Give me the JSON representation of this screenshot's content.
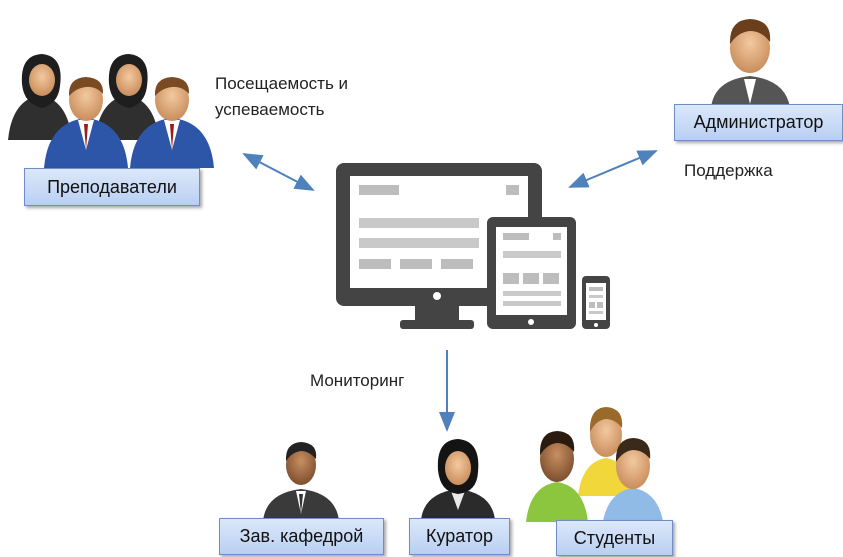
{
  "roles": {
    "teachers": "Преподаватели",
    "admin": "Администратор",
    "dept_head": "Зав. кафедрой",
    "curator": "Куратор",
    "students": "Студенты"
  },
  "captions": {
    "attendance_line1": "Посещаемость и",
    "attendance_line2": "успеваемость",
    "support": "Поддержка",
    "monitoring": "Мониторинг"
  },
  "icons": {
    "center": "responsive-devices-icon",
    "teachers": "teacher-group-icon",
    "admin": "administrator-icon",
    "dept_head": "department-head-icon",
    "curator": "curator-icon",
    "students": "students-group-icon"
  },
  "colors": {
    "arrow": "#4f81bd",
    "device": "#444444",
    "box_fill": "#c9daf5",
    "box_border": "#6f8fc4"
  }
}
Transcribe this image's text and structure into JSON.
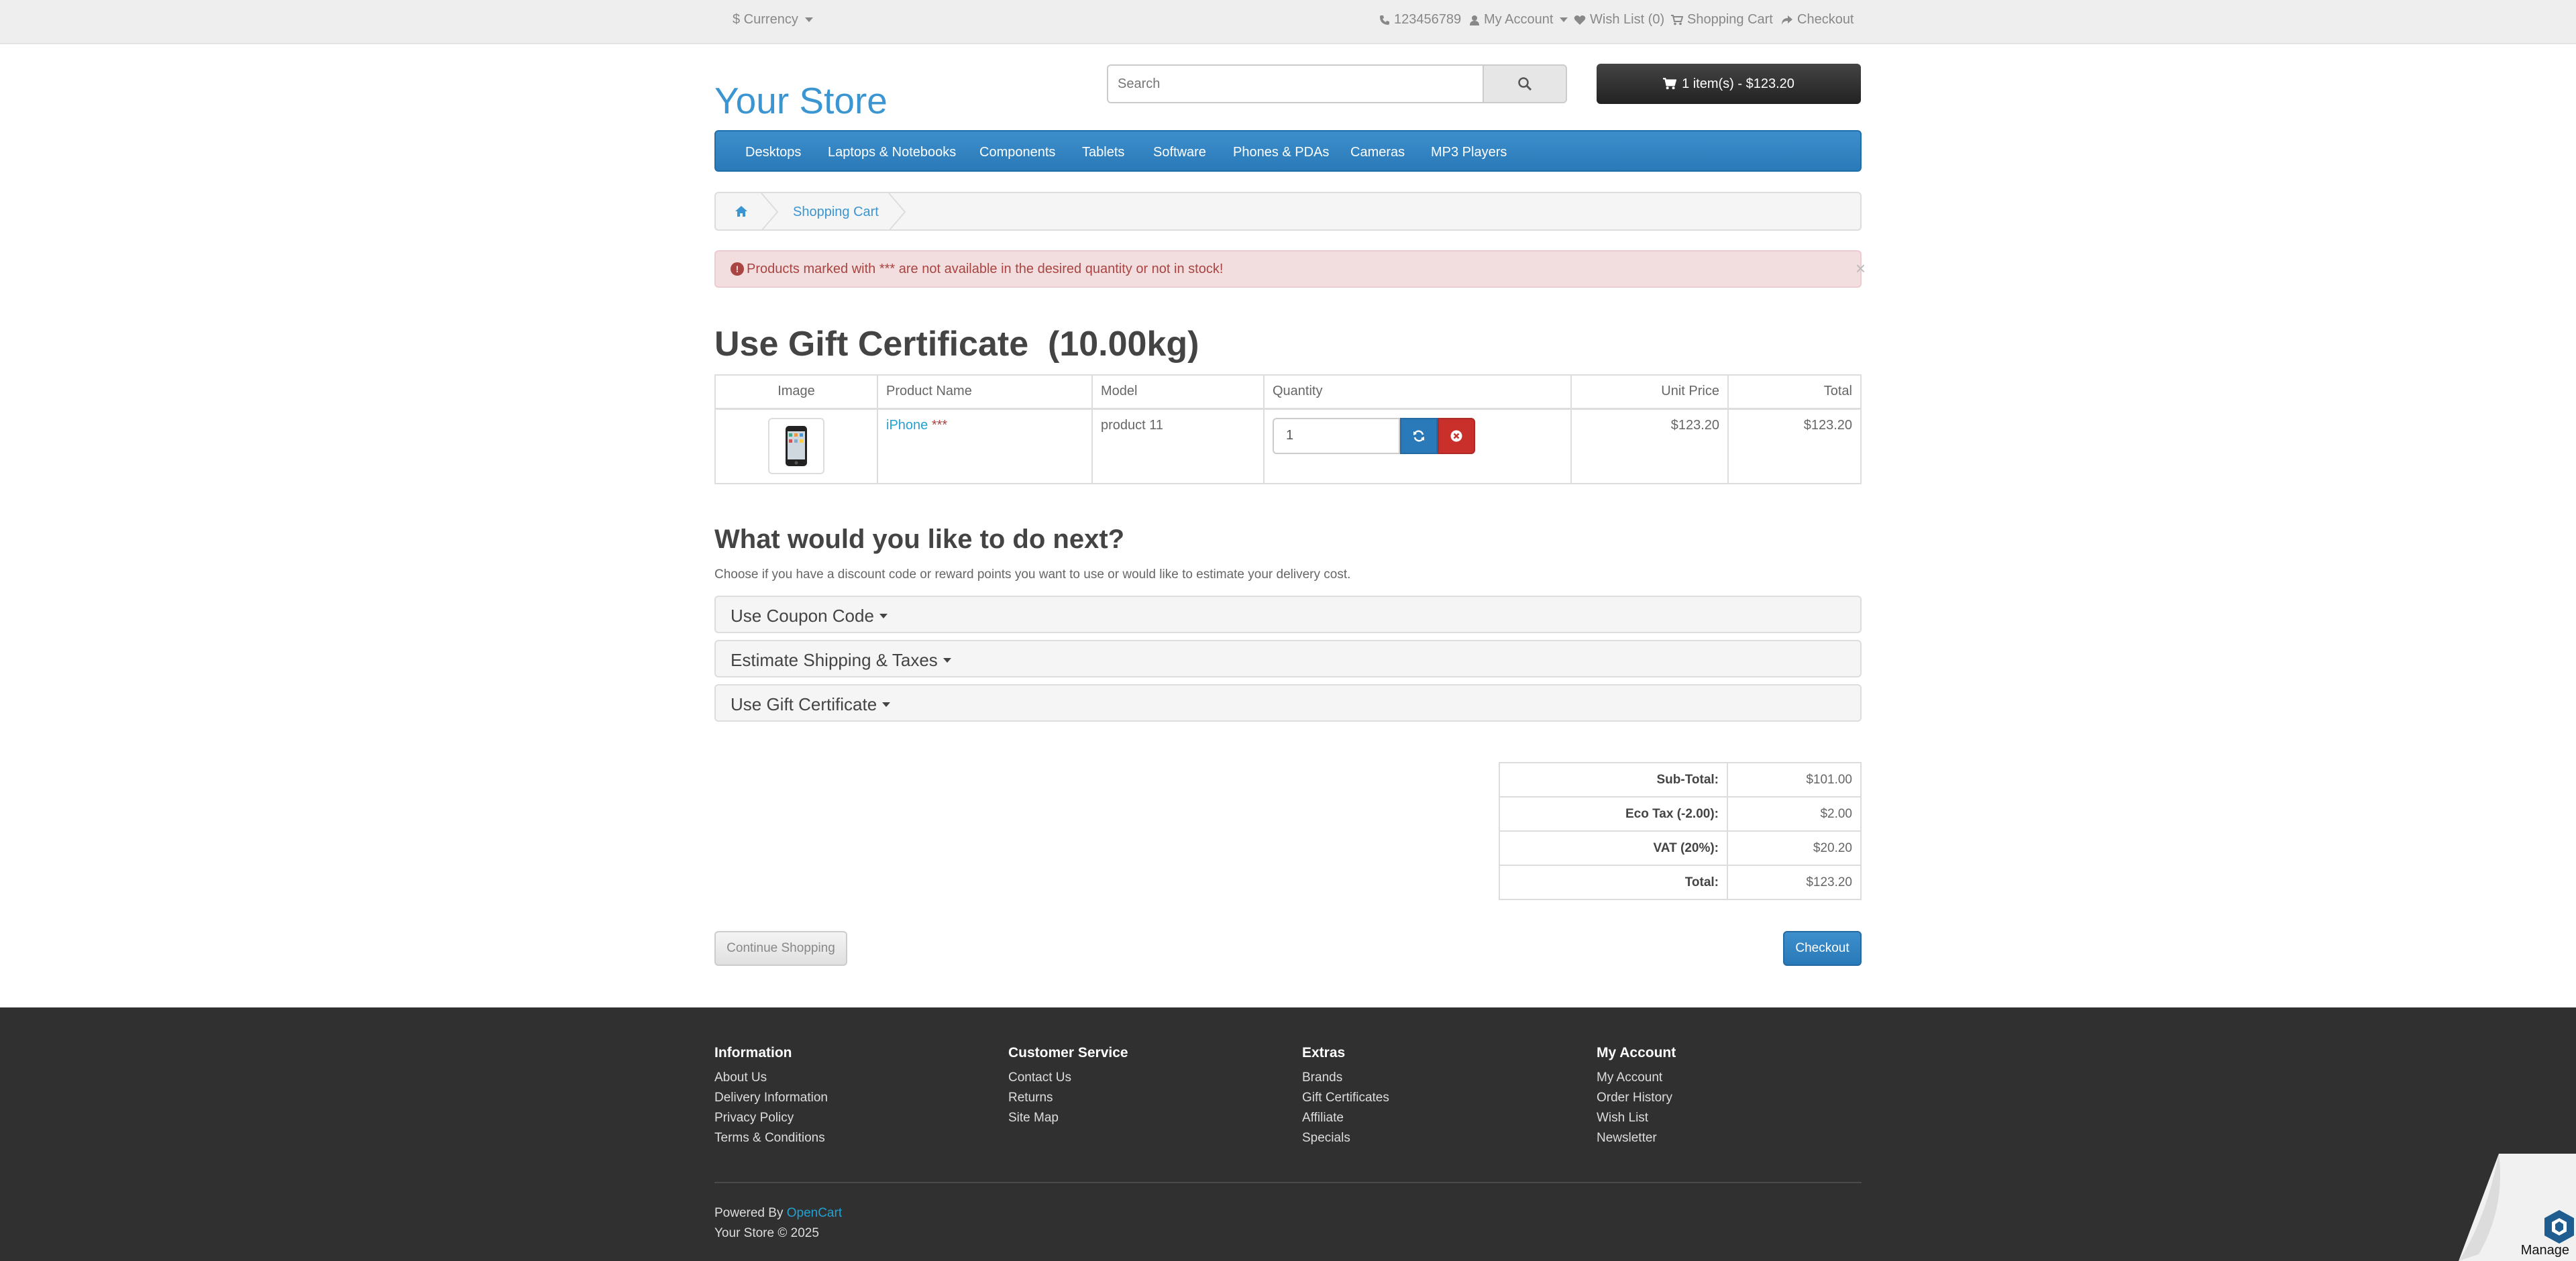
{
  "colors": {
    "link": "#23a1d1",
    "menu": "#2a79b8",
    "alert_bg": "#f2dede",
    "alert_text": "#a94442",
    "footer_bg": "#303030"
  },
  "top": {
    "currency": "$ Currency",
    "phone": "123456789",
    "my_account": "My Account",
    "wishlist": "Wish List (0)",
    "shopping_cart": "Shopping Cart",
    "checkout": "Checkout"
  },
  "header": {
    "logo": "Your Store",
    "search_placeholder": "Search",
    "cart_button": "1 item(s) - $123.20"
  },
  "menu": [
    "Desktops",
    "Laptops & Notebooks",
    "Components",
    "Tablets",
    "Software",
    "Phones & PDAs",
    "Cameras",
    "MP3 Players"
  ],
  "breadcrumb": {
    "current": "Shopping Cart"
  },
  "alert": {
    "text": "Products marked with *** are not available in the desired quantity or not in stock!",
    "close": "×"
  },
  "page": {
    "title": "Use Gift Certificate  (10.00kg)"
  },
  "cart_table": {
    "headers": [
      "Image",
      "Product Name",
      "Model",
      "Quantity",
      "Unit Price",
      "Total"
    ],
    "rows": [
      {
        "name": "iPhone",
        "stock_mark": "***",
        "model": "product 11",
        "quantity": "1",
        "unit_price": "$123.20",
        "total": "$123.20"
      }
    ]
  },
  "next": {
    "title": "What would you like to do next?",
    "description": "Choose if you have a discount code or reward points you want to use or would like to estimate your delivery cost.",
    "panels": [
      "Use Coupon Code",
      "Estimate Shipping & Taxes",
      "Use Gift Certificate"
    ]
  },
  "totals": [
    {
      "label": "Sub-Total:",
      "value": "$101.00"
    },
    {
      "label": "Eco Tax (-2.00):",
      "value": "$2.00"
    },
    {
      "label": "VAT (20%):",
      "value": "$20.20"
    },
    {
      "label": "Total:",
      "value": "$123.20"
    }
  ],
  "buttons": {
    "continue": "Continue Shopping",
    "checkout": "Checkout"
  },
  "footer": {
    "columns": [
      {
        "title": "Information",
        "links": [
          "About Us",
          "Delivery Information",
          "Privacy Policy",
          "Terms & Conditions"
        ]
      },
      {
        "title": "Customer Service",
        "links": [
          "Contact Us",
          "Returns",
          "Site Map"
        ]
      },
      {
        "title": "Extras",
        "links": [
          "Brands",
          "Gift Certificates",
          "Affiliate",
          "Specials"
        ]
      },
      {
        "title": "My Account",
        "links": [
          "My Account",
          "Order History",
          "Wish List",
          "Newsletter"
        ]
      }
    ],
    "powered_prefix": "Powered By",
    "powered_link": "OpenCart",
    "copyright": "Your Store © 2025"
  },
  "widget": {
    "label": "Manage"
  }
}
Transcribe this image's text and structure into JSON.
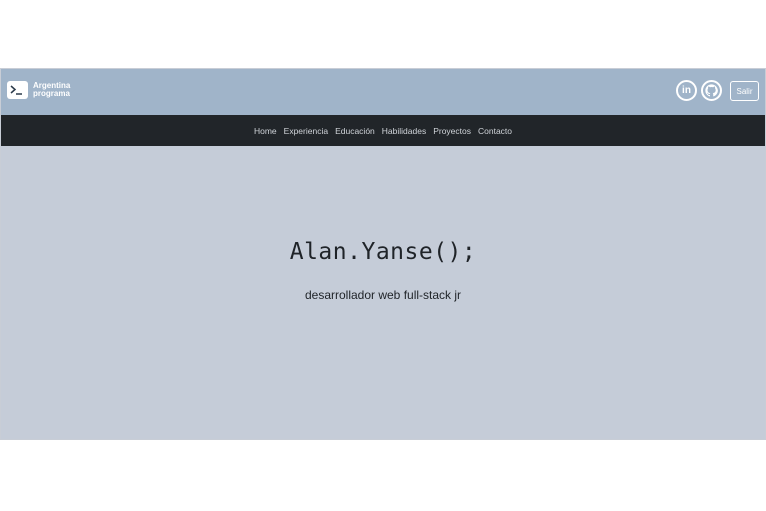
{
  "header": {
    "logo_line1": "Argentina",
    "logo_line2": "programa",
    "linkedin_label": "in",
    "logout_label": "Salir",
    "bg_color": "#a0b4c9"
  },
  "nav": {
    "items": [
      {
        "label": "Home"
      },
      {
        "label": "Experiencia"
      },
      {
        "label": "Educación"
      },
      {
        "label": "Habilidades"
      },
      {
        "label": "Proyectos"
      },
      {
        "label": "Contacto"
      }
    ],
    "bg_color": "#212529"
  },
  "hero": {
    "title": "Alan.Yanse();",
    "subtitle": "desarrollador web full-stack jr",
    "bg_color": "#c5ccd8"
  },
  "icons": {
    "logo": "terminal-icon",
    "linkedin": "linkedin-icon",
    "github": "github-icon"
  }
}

- - -

YOUR TASK: Pull out each line holding the string "next".

THE RESPONSE:
  "next": {
    "title": "What would you like to do next?",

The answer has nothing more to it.